EXERCISE DESCRIPTION ▸ Search the records for the word "JSON" and pick out every line that has it.
════════
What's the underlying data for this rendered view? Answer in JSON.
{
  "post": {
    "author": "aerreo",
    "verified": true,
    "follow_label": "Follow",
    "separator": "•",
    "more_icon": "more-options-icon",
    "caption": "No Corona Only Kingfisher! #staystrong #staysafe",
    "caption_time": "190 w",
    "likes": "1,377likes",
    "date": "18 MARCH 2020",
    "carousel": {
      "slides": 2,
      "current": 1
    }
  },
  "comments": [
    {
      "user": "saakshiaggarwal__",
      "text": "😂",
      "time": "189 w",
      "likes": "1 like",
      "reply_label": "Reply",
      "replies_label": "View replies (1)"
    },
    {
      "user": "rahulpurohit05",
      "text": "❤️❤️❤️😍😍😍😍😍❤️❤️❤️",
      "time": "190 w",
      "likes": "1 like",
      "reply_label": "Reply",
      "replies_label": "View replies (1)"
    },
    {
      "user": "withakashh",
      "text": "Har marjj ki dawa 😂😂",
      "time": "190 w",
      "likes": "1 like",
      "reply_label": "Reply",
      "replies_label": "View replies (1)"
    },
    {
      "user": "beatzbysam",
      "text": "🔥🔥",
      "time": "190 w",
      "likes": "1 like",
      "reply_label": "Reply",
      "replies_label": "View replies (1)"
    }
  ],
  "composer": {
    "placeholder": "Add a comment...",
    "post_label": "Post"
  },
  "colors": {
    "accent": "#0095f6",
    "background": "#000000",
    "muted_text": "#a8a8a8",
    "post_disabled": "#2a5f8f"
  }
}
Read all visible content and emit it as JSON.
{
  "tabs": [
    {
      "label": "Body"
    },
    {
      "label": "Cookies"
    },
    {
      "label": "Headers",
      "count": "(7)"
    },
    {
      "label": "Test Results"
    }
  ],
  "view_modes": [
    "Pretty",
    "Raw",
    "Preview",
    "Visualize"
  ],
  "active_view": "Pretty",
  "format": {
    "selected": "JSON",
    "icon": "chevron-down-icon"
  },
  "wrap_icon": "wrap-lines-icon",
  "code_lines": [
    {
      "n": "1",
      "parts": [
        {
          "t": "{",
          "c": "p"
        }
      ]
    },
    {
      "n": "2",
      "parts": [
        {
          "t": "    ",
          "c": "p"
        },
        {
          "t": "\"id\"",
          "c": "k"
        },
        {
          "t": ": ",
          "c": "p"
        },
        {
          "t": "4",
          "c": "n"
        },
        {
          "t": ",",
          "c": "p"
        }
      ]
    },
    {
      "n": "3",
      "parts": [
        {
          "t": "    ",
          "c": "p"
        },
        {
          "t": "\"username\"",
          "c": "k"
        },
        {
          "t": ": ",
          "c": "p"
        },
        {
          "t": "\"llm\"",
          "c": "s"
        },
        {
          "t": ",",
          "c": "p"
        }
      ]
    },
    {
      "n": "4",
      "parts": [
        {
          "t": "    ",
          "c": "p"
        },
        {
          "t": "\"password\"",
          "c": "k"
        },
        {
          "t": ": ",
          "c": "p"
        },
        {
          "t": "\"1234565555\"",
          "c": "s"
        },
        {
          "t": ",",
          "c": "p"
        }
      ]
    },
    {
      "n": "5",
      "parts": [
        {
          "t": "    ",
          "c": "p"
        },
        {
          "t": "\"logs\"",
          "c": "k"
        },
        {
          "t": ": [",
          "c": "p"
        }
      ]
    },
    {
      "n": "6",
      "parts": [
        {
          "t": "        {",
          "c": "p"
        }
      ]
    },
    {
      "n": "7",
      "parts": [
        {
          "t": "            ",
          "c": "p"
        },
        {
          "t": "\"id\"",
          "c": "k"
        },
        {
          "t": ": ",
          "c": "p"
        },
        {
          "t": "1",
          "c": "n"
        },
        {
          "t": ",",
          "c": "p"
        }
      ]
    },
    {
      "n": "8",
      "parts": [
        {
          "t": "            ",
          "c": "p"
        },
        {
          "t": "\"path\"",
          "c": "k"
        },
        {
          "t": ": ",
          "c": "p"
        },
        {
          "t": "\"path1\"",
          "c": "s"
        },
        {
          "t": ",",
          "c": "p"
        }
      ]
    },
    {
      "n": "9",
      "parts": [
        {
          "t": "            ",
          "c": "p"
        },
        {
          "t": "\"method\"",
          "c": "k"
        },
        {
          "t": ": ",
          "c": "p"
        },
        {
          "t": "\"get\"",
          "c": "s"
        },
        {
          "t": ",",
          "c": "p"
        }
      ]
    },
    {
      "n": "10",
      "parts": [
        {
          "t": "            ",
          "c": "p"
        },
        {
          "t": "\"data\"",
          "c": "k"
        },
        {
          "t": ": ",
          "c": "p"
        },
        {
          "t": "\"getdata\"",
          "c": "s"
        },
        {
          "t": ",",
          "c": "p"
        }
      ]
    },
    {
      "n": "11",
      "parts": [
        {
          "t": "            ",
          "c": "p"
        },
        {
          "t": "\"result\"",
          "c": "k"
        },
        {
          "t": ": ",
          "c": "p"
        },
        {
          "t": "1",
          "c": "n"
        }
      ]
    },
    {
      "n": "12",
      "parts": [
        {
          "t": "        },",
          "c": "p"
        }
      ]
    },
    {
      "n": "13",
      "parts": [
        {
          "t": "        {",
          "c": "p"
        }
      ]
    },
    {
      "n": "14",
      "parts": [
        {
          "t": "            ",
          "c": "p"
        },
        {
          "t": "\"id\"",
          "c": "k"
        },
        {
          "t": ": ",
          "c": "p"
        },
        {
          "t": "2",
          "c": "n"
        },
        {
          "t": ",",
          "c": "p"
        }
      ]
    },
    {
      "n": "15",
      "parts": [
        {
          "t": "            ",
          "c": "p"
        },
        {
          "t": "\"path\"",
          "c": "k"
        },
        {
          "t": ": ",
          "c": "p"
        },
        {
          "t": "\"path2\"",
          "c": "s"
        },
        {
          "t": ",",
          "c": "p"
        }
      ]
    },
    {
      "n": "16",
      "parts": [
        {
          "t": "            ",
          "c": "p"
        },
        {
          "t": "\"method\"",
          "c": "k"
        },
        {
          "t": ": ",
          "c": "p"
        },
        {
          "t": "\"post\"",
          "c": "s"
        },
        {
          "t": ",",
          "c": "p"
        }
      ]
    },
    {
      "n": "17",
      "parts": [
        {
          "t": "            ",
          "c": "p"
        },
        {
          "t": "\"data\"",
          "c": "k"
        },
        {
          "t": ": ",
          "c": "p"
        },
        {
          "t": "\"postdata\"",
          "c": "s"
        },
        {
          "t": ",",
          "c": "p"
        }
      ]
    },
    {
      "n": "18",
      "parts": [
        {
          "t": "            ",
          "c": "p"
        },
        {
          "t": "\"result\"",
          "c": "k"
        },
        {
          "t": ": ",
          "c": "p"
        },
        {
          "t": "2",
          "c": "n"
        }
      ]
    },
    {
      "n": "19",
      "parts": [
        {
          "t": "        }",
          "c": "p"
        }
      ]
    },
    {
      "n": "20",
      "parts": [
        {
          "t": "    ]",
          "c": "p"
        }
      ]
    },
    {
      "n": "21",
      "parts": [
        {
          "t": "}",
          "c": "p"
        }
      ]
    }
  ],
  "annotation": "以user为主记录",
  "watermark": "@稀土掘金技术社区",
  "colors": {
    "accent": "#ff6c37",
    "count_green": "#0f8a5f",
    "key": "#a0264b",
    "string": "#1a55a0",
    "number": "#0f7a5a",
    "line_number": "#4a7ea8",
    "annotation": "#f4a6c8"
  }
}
════════
FINAL RESULT ▸
What's the underlying data for this rendered view? Answer in JSON.
Read all visible content and emit it as JSON.
    "selected": "JSON",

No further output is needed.